— BEGIN ENTRIES SUPPLIED —

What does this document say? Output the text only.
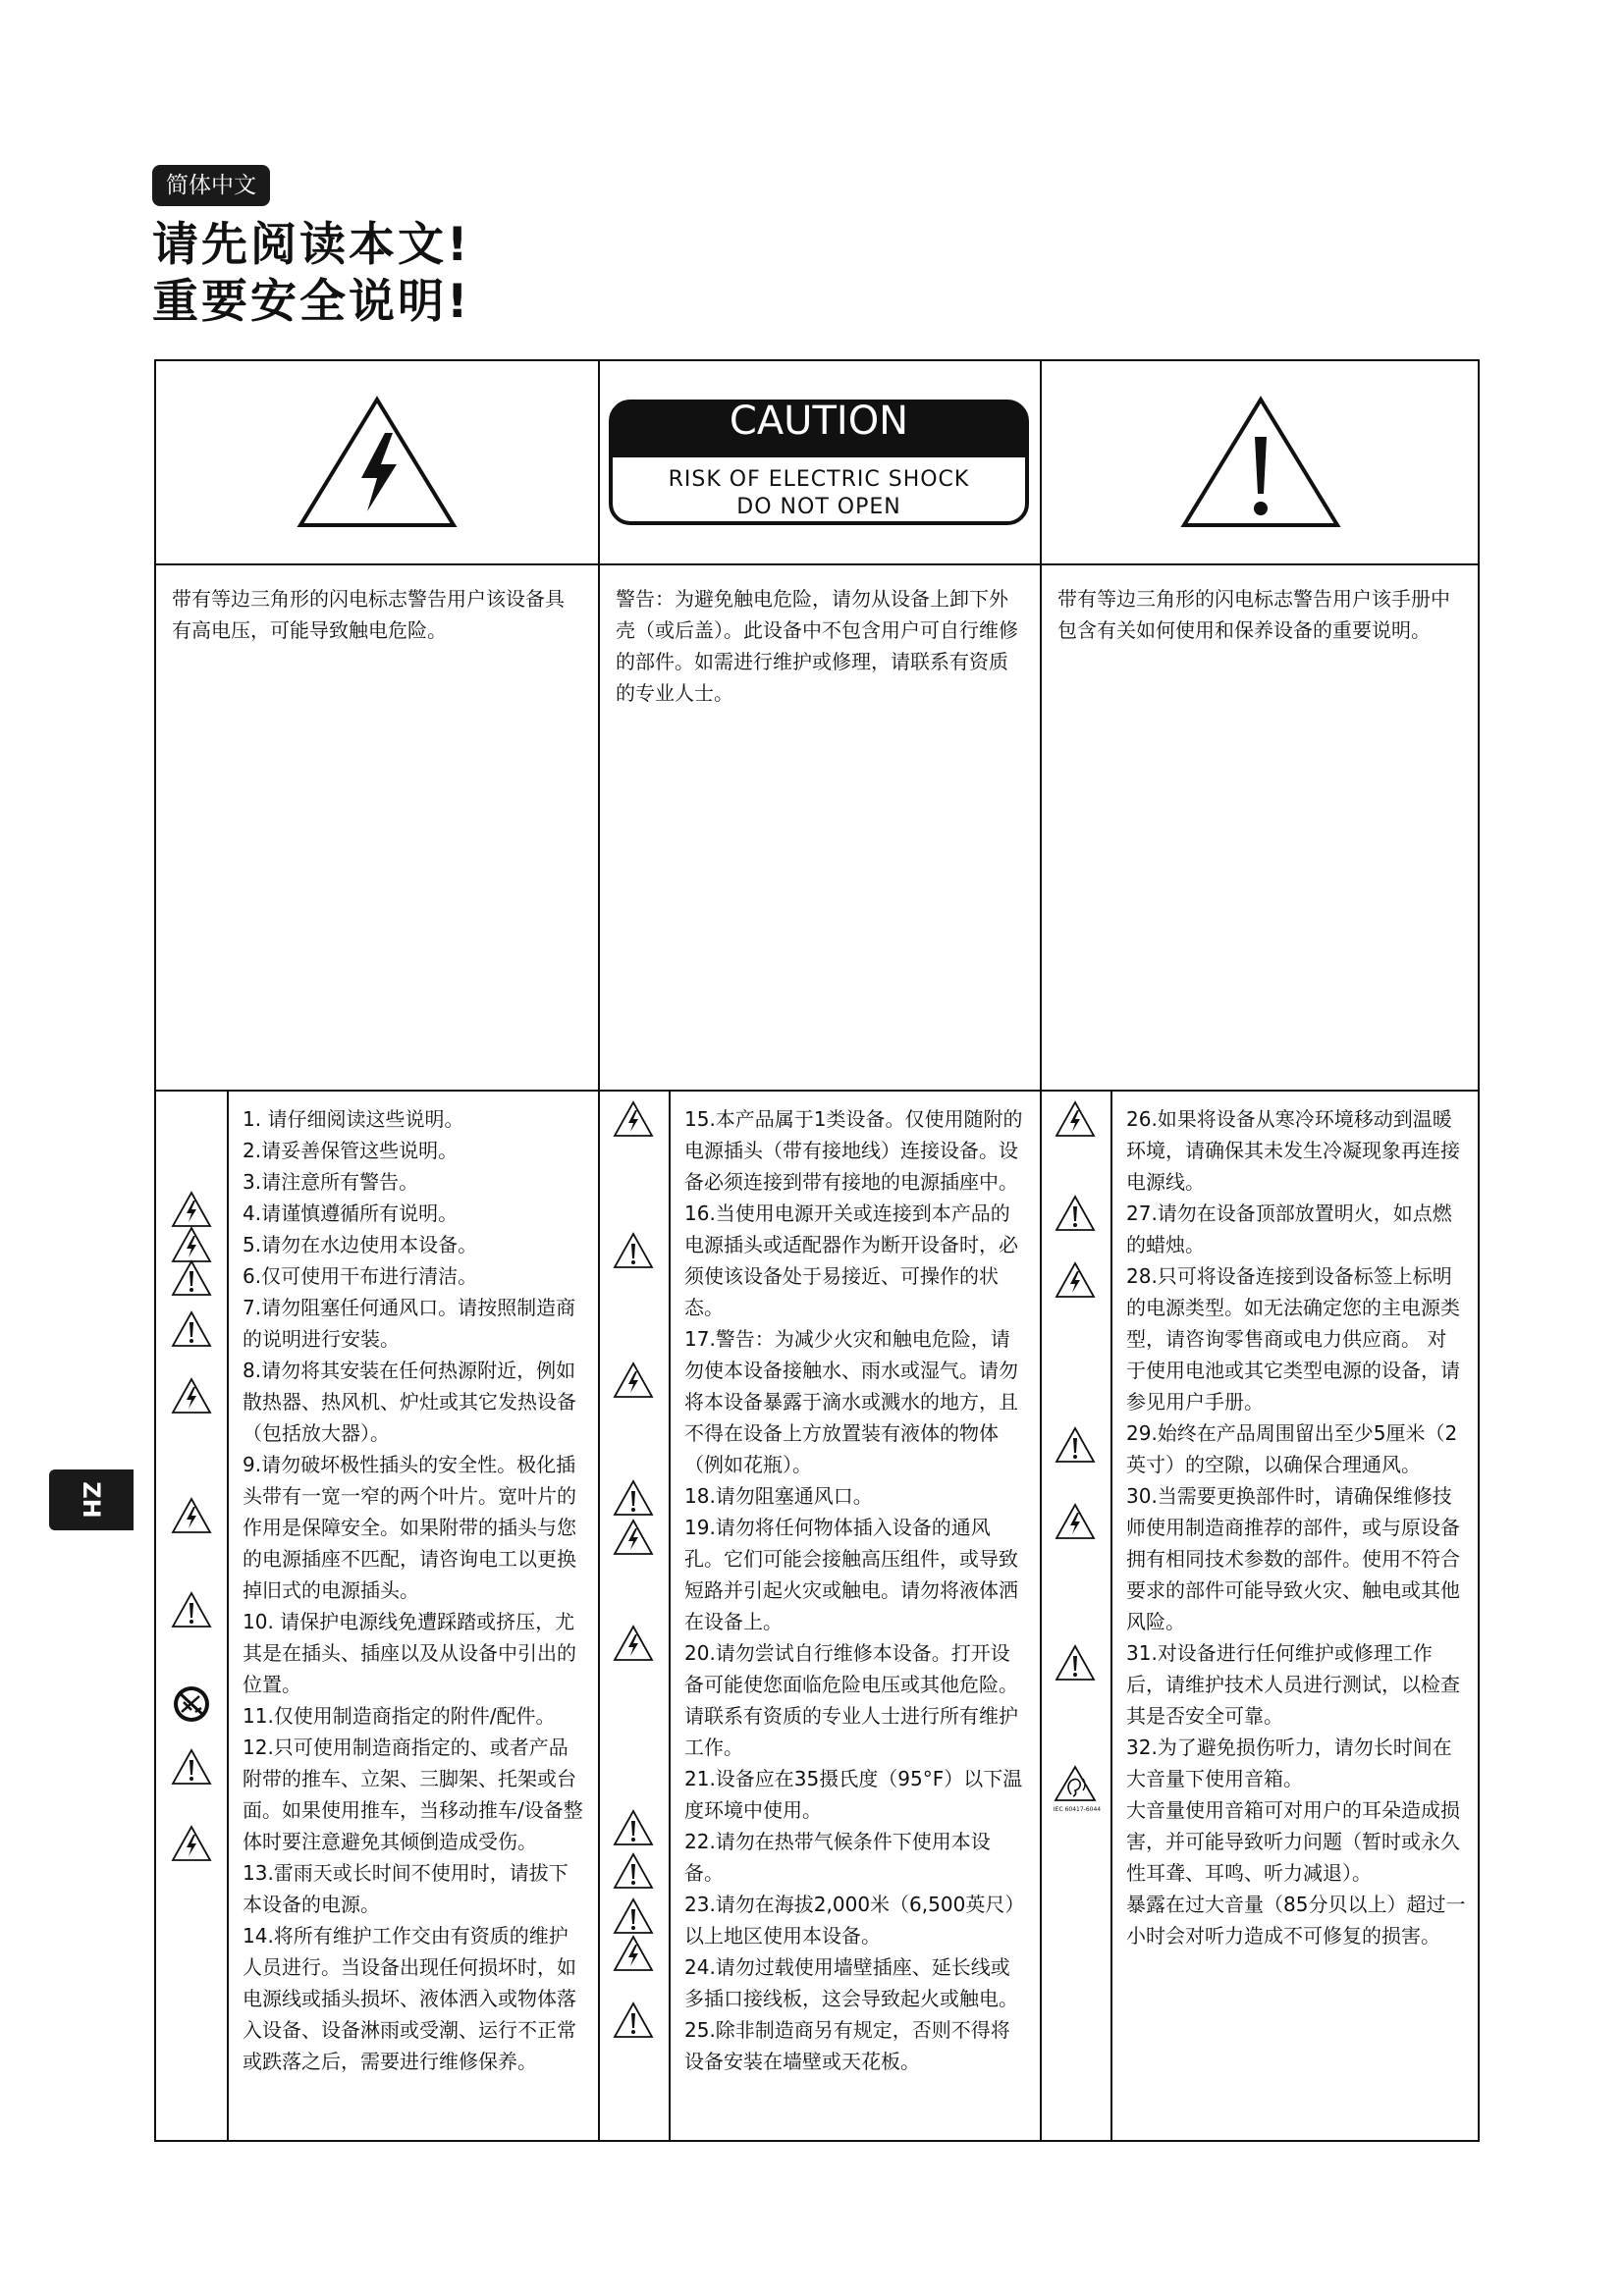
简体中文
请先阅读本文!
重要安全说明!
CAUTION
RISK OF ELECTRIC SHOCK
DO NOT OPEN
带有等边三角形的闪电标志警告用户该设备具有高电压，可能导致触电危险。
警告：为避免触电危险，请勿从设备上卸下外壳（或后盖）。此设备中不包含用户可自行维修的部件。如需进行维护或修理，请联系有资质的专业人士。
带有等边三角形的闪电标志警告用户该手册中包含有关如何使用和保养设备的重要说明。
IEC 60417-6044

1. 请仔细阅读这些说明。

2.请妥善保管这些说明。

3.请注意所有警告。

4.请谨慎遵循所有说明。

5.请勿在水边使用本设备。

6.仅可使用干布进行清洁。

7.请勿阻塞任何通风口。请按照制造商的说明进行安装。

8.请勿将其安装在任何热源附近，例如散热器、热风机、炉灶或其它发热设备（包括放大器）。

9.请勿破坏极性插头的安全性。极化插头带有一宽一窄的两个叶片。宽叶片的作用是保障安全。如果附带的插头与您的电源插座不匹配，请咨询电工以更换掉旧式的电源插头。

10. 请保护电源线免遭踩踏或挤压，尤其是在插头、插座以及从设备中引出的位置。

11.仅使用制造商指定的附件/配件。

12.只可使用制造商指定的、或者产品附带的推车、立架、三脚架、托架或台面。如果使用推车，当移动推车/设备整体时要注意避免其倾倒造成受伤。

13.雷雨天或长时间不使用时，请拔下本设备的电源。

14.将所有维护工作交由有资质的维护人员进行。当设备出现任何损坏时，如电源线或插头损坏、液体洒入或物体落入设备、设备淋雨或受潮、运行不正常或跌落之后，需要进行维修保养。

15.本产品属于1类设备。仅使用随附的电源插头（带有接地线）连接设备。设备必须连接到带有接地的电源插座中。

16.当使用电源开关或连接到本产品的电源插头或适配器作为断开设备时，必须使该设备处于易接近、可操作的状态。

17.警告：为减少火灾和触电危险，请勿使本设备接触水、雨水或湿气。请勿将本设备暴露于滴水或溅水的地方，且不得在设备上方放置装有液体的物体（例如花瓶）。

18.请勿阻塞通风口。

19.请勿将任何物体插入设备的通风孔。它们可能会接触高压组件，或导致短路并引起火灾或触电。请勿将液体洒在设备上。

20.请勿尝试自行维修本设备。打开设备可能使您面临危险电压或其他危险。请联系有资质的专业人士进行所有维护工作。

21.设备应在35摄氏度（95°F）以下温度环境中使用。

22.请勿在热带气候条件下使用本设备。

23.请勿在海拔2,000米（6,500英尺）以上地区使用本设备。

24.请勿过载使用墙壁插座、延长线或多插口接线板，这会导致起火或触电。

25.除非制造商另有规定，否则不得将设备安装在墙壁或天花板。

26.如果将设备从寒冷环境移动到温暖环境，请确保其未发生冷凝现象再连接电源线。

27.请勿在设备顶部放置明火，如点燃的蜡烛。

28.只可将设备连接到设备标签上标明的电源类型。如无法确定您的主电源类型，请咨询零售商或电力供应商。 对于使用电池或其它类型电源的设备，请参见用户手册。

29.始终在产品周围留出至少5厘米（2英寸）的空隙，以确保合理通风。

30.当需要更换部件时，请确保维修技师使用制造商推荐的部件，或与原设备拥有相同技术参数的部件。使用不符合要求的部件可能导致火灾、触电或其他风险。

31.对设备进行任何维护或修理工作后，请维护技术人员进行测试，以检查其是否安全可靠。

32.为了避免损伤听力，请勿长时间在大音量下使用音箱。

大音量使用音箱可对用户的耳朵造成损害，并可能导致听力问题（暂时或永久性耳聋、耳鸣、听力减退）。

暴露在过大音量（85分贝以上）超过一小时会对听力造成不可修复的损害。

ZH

— END ENTRIES SUPPLIED —

Reproduce each record from above exactly; pictures do not belong in the copy.

What does this document say? Output the text only.
简体中文
请先阅读本文!
重要安全说明!
CAUTION
RISK OF ELECTRIC SHOCK
DO NOT OPEN
带有等边三角形的闪电标志警告用户该设备具有高电压，可能导致触电危险。
警告：为避免触电危险，请勿从设备上卸下外壳（或后盖）。此设备中不包含用户可自行维修的部件。如需进行维护或修理，请联系有资质的专业人士。
带有等边三角形的闪电标志警告用户该手册中包含有关如何使用和保养设备的重要说明。
IEC 60417-6044

1. 请仔细阅读这些说明。

2.请妥善保管这些说明。

3.请注意所有警告。

4.请谨慎遵循所有说明。

5.请勿在水边使用本设备。

6.仅可使用干布进行清洁。

7.请勿阻塞任何通风口。请按照制造商的说明进行安装。

8.请勿将其安装在任何热源附近，例如散热器、热风机、炉灶或其它发热设备（包括放大器）。

9.请勿破坏极性插头的安全性。极化插头带有一宽一窄的两个叶片。宽叶片的作用是保障安全。如果附带的插头与您的电源插座不匹配，请咨询电工以更换掉旧式的电源插头。

10. 请保护电源线免遭踩踏或挤压，尤其是在插头、插座以及从设备中引出的位置。

11.仅使用制造商指定的附件/配件。

12.只可使用制造商指定的、或者产品附带的推车、立架、三脚架、托架或台面。如果使用推车，当移动推车/设备整体时要注意避免其倾倒造成受伤。

13.雷雨天或长时间不使用时，请拔下本设备的电源。

14.将所有维护工作交由有资质的维护人员进行。当设备出现任何损坏时，如电源线或插头损坏、液体洒入或物体落入设备、设备淋雨或受潮、运行不正常或跌落之后，需要进行维修保养。

15.本产品属于1类设备。仅使用随附的电源插头（带有接地线）连接设备。设备必须连接到带有接地的电源插座中。

16.当使用电源开关或连接到本产品的电源插头或适配器作为断开设备时，必须使该设备处于易接近、可操作的状态。

17.警告：为减少火灾和触电危险，请勿使本设备接触水、雨水或湿气。请勿将本设备暴露于滴水或溅水的地方，且不得在设备上方放置装有液体的物体（例如花瓶）。

18.请勿阻塞通风口。

19.请勿将任何物体插入设备的通风孔。它们可能会接触高压组件，或导致短路并引起火灾或触电。请勿将液体洒在设备上。

20.请勿尝试自行维修本设备。打开设备可能使您面临危险电压或其他危险。请联系有资质的专业人士进行所有维护工作。

21.设备应在35摄氏度（95°F）以下温度环境中使用。

22.请勿在热带气候条件下使用本设备。

23.请勿在海拔2,000米（6,500英尺）以上地区使用本设备。

24.请勿过载使用墙壁插座、延长线或多插口接线板，这会导致起火或触电。

25.除非制造商另有规定，否则不得将设备安装在墙壁或天花板。

26.如果将设备从寒冷环境移动到温暖环境，请确保其未发生冷凝现象再连接电源线。

27.请勿在设备顶部放置明火，如点燃的蜡烛。

28.只可将设备连接到设备标签上标明的电源类型。如无法确定您的主电源类型，请咨询零售商或电力供应商。 对于使用电池或其它类型电源的设备，请参见用户手册。

29.始终在产品周围留出至少5厘米（2英寸）的空隙，以确保合理通风。

30.当需要更换部件时，请确保维修技师使用制造商推荐的部件，或与原设备拥有相同技术参数的部件。使用不符合要求的部件可能导致火灾、触电或其他风险。

31.对设备进行任何维护或修理工作后，请维护技术人员进行测试，以检查其是否安全可靠。

32.为了避免损伤听力，请勿长时间在大音量下使用音箱。

大音量使用音箱可对用户的耳朵造成损害，并可能导致听力问题（暂时或永久性耳聋、耳鸣、听力减退）。

暴露在过大音量（85分贝以上）超过一小时会对听力造成不可修复的损害。

ZH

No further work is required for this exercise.